Raw records -
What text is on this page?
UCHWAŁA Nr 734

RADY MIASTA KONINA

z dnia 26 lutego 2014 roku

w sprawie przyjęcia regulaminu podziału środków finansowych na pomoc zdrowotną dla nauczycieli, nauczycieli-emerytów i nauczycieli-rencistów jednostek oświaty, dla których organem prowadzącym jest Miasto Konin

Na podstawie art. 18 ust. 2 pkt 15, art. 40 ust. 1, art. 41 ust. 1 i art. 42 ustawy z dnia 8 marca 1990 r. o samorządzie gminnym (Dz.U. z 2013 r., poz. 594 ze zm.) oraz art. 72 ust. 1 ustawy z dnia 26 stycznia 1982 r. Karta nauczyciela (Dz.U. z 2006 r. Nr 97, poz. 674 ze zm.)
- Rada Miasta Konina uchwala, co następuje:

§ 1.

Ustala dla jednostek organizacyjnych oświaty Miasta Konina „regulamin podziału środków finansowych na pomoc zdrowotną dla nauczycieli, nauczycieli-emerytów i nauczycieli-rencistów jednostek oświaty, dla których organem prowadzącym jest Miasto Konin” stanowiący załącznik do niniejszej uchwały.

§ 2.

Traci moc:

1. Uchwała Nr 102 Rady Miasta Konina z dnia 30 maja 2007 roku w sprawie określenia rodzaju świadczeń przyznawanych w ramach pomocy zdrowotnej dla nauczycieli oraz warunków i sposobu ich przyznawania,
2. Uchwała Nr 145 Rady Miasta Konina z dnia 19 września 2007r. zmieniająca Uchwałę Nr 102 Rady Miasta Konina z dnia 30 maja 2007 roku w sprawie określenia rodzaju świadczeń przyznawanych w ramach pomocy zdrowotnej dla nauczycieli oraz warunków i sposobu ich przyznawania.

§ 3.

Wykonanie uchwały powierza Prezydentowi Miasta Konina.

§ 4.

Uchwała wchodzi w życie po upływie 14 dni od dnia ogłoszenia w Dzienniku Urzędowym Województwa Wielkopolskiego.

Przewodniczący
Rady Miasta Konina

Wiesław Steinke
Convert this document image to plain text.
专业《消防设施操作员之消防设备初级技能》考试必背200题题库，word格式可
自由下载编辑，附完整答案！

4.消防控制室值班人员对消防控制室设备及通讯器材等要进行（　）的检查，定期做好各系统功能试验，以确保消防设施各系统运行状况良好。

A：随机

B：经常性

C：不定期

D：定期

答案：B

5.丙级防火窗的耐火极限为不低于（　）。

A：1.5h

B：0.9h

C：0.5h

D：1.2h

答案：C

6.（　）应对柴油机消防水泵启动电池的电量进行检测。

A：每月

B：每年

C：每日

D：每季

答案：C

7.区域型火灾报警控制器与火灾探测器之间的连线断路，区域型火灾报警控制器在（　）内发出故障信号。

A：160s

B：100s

...

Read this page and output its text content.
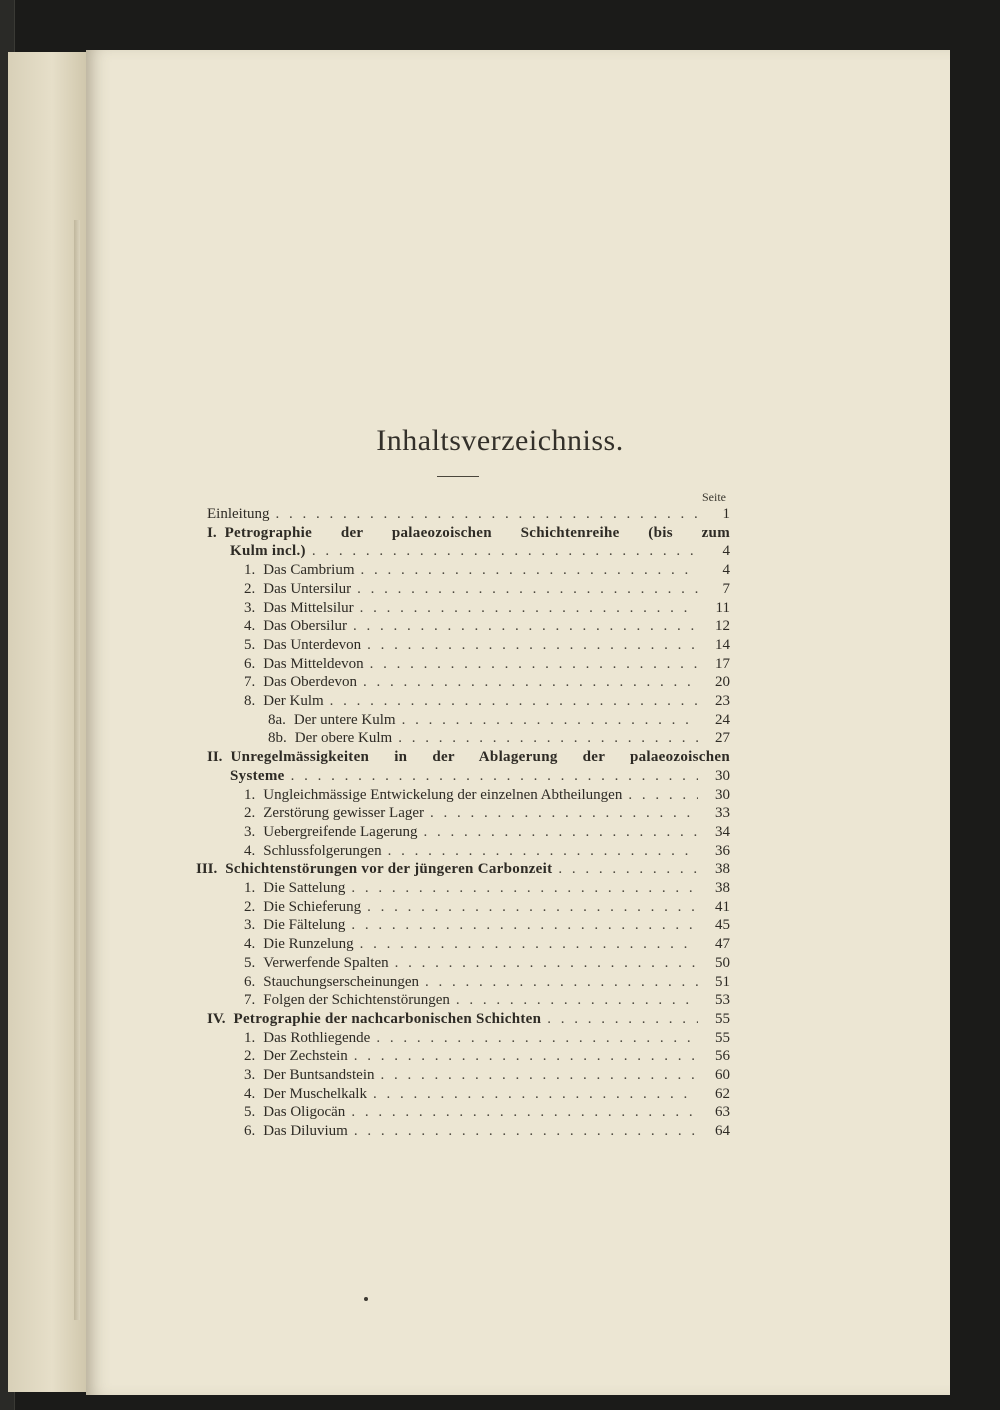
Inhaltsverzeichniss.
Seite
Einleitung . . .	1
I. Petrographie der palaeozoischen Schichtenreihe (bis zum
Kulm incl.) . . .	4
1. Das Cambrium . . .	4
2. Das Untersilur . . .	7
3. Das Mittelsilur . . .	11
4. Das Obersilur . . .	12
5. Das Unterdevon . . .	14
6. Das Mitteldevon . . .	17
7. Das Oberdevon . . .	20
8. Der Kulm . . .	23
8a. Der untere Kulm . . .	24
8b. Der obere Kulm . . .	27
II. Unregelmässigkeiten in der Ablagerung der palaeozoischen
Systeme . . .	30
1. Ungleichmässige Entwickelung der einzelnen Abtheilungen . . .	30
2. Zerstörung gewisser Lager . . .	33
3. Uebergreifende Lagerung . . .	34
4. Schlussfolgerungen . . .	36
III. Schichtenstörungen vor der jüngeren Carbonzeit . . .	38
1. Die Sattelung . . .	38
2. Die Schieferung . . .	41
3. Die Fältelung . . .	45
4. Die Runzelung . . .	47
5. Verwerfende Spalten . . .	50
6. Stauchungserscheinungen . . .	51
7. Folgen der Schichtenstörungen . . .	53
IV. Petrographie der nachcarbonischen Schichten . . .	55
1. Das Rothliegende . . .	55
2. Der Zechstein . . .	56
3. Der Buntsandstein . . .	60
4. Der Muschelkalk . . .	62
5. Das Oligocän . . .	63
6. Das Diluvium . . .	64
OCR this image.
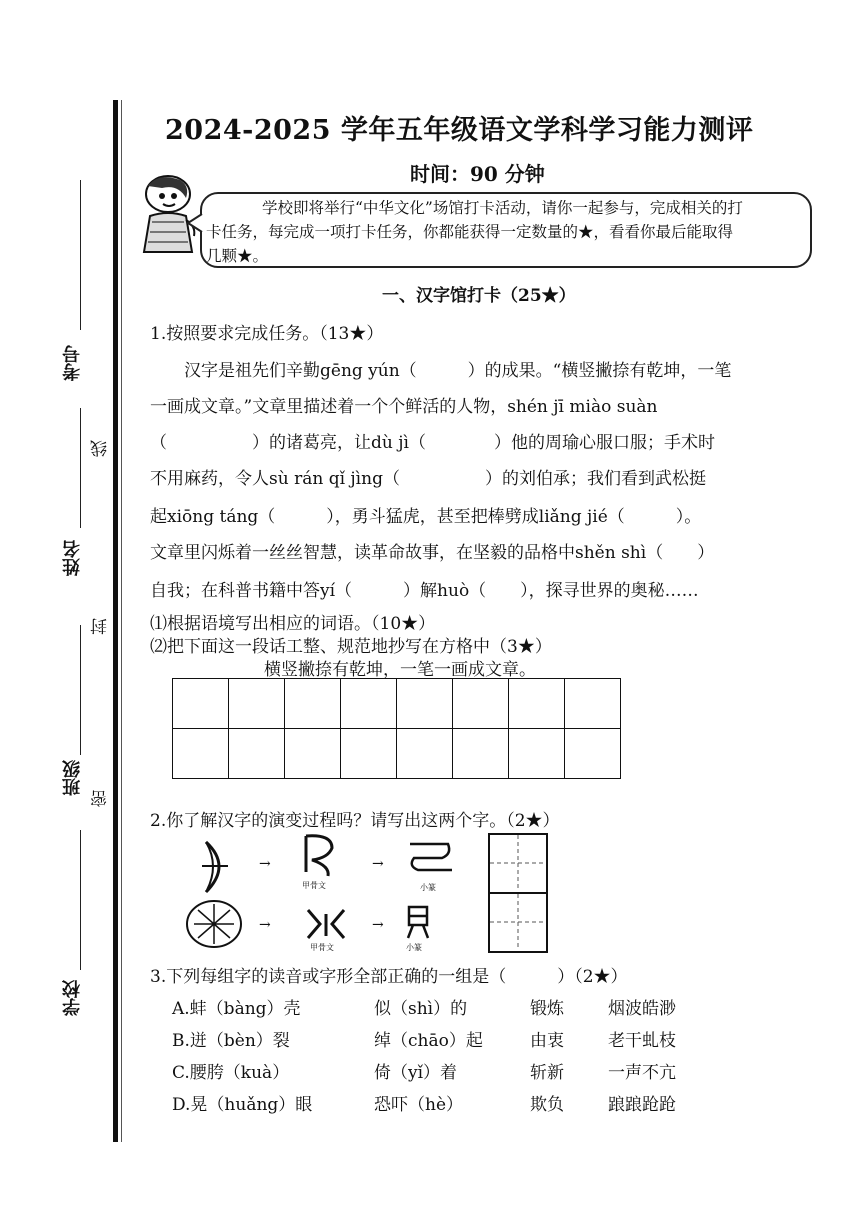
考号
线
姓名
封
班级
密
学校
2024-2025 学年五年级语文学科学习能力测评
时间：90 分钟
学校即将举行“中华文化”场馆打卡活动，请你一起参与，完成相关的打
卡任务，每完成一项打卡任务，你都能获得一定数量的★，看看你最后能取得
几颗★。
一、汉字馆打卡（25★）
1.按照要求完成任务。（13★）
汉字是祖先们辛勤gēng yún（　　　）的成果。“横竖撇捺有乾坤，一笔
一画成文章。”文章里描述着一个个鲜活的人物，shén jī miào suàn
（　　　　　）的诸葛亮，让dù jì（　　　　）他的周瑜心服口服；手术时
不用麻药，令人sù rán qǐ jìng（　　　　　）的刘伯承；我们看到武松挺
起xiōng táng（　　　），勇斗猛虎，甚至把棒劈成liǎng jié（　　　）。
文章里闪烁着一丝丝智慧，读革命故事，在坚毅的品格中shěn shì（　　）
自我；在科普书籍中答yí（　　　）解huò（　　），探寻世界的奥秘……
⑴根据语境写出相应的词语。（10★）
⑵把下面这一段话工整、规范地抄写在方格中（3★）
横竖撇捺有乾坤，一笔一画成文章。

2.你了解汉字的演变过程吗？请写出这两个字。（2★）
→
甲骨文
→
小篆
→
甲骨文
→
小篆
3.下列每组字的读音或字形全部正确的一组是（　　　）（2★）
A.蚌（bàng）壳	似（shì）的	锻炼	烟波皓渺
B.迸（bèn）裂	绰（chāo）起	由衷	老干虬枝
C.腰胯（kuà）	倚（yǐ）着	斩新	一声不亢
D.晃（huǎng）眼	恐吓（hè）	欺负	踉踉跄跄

==

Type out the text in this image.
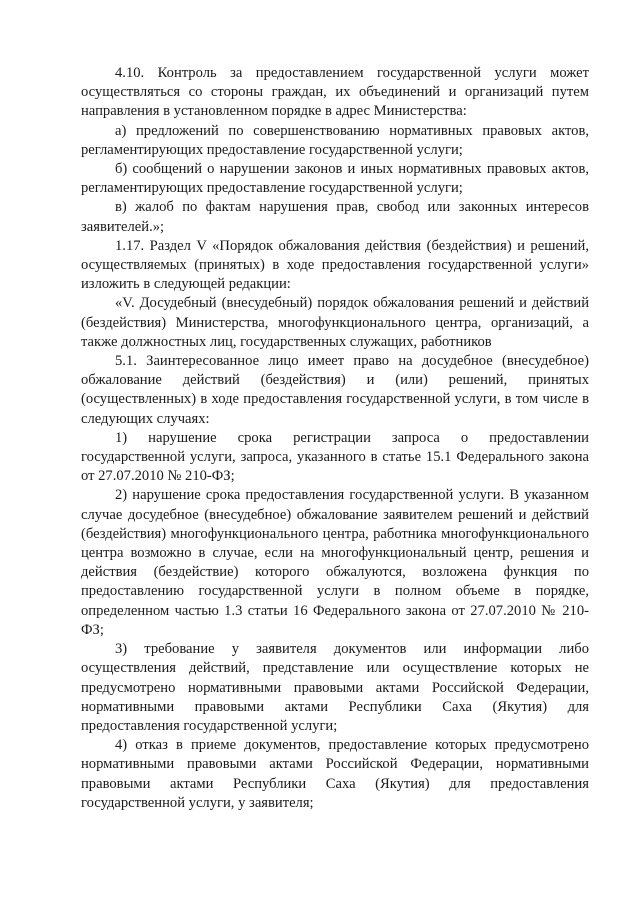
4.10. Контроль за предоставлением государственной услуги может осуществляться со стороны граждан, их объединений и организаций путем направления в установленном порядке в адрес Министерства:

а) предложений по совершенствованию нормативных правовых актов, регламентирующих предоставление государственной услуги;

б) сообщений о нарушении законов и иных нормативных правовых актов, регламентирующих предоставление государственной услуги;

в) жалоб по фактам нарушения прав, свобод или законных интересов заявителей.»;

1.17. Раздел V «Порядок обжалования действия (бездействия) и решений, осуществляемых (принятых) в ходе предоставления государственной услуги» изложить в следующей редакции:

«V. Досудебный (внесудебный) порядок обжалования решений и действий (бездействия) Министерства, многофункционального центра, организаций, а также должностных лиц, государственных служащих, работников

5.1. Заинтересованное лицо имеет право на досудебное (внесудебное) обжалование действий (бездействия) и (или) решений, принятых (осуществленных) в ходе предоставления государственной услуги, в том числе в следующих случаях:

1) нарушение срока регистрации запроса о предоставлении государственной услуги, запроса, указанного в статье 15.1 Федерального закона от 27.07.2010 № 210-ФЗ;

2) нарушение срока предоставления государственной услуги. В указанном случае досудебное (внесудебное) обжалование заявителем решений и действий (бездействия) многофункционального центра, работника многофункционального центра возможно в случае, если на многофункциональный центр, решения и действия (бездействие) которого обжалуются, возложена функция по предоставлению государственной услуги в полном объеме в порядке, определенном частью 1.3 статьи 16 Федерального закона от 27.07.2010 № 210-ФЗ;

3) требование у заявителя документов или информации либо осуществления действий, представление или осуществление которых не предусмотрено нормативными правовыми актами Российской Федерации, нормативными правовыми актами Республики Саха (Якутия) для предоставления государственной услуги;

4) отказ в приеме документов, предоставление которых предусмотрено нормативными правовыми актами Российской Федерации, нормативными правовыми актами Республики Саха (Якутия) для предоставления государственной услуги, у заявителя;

Objective -
Every line that holds the string "zdrowotnej" should be returned.

Task output -
1. Uchwała Nr 102 Rady Miasta Konina z dnia 30 maja 2007 roku w sprawie określenia rodzaju świadczeń przyznawanych w ramach pomocy zdrowotnej dla nauczycieli oraz warunków i sposobu ich przyznawania,
2. Uchwała Nr 145 Rady Miasta Konina z dnia 19 września 2007r. zmieniająca Uchwałę Nr 102 Rady Miasta Konina z dnia 30 maja 2007 roku w sprawie określenia rodzaju świadczeń przyznawanych w ramach pomocy zdrowotnej dla nauczycieli oraz warunków i sposobu ich przyznawania.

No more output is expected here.